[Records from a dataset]
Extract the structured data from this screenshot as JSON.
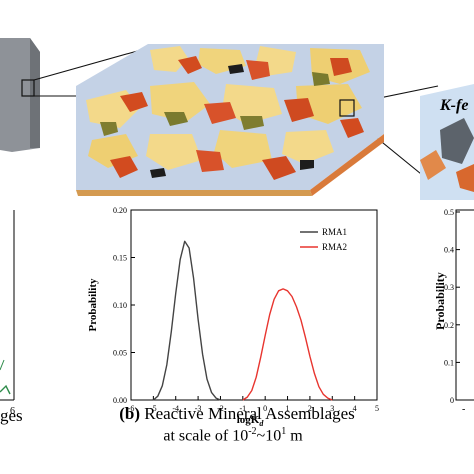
{
  "figure": {
    "callout_label": "K-fe",
    "left_caption_fragment": "ges",
    "left_axis_tick": "6",
    "right_axis_label": "Probability",
    "right_ticks": [
      "0.5",
      "0.4",
      "0.3",
      "0.2",
      "0.1",
      "0"
    ]
  },
  "caption": {
    "label": "(b)",
    "title": "Reactive Mineral Assemblages",
    "scale_prefix": "at scale of 10",
    "exp1": "-2",
    "tilde": "~10",
    "exp2": "1",
    "unit": " m"
  },
  "chart_data": {
    "type": "line",
    "xlabel": "logK_d",
    "xlabel_main": "logK",
    "xlabel_sub": "d",
    "ylabel": "Probability",
    "xlim": [
      -6,
      5
    ],
    "ylim": [
      0,
      0.2
    ],
    "xticks": [
      -6,
      -5,
      -4,
      -3,
      -2,
      -1,
      0,
      1,
      2,
      3,
      4,
      5
    ],
    "yticks": [
      0.0,
      0.05,
      0.1,
      0.15,
      0.2
    ],
    "ytick_labels": [
      "0.00",
      "0.05",
      "0.10",
      "0.15",
      "0.20"
    ],
    "legend_position": "top-right",
    "series": [
      {
        "name": "RMA1",
        "color": "#444444",
        "x": [
          -5.0,
          -4.8,
          -4.6,
          -4.4,
          -4.2,
          -4.0,
          -3.8,
          -3.6,
          -3.4,
          -3.2,
          -3.0,
          -2.8,
          -2.6,
          -2.4,
          -2.2,
          -2.0
        ],
        "y": [
          0.0,
          0.004,
          0.015,
          0.037,
          0.072,
          0.112,
          0.148,
          0.167,
          0.16,
          0.128,
          0.085,
          0.048,
          0.022,
          0.008,
          0.002,
          0.0
        ]
      },
      {
        "name": "RMA2",
        "color": "#e8352f",
        "x": [
          -1.0,
          -0.8,
          -0.6,
          -0.4,
          -0.2,
          0.0,
          0.2,
          0.4,
          0.6,
          0.8,
          1.0,
          1.2,
          1.4,
          1.6,
          1.8,
          2.0,
          2.2,
          2.4,
          2.6,
          2.8,
          3.0
        ],
        "y": [
          0.0,
          0.003,
          0.01,
          0.024,
          0.045,
          0.068,
          0.09,
          0.106,
          0.115,
          0.117,
          0.115,
          0.109,
          0.098,
          0.084,
          0.066,
          0.046,
          0.028,
          0.014,
          0.006,
          0.002,
          0.0
        ]
      }
    ]
  }
}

● **AIM**
Transcribe the material exactly, leaving every picture out.

● **FULL SOLUTION**
Extract the structured data from this screenshot as JSON.
{
  "figure": {
    "callout_label": "K-fe",
    "left_caption_fragment": "ges",
    "left_axis_tick": "6",
    "right_axis_label": "Probability",
    "right_ticks": [
      "0.5",
      "0.4",
      "0.3",
      "0.2",
      "0.1",
      "0"
    ]
  },
  "caption": {
    "label": "(b)",
    "title": "Reactive Mineral Assemblages",
    "scale_prefix": "at scale of 10",
    "exp1": "-2",
    "tilde": "~10",
    "exp2": "1",
    "unit": " m"
  },
  "chart_data": {
    "type": "line",
    "xlabel": "logK_d",
    "xlabel_main": "logK",
    "xlabel_sub": "d",
    "ylabel": "Probability",
    "xlim": [
      -6,
      5
    ],
    "ylim": [
      0,
      0.2
    ],
    "xticks": [
      -6,
      -5,
      -4,
      -3,
      -2,
      -1,
      0,
      1,
      2,
      3,
      4,
      5
    ],
    "yticks": [
      0.0,
      0.05,
      0.1,
      0.15,
      0.2
    ],
    "ytick_labels": [
      "0.00",
      "0.05",
      "0.10",
      "0.15",
      "0.20"
    ],
    "legend_position": "top-right",
    "series": [
      {
        "name": "RMA1",
        "color": "#444444",
        "x": [
          -5.0,
          -4.8,
          -4.6,
          -4.4,
          -4.2,
          -4.0,
          -3.8,
          -3.6,
          -3.4,
          -3.2,
          -3.0,
          -2.8,
          -2.6,
          -2.4,
          -2.2,
          -2.0
        ],
        "y": [
          0.0,
          0.004,
          0.015,
          0.037,
          0.072,
          0.112,
          0.148,
          0.167,
          0.16,
          0.128,
          0.085,
          0.048,
          0.022,
          0.008,
          0.002,
          0.0
        ]
      },
      {
        "name": "RMA2",
        "color": "#e8352f",
        "x": [
          -1.0,
          -0.8,
          -0.6,
          -0.4,
          -0.2,
          0.0,
          0.2,
          0.4,
          0.6,
          0.8,
          1.0,
          1.2,
          1.4,
          1.6,
          1.8,
          2.0,
          2.2,
          2.4,
          2.6,
          2.8,
          3.0
        ],
        "y": [
          0.0,
          0.003,
          0.01,
          0.024,
          0.045,
          0.068,
          0.09,
          0.106,
          0.115,
          0.117,
          0.115,
          0.109,
          0.098,
          0.084,
          0.066,
          0.046,
          0.028,
          0.014,
          0.006,
          0.002,
          0.0
        ]
      }
    ]
  }
}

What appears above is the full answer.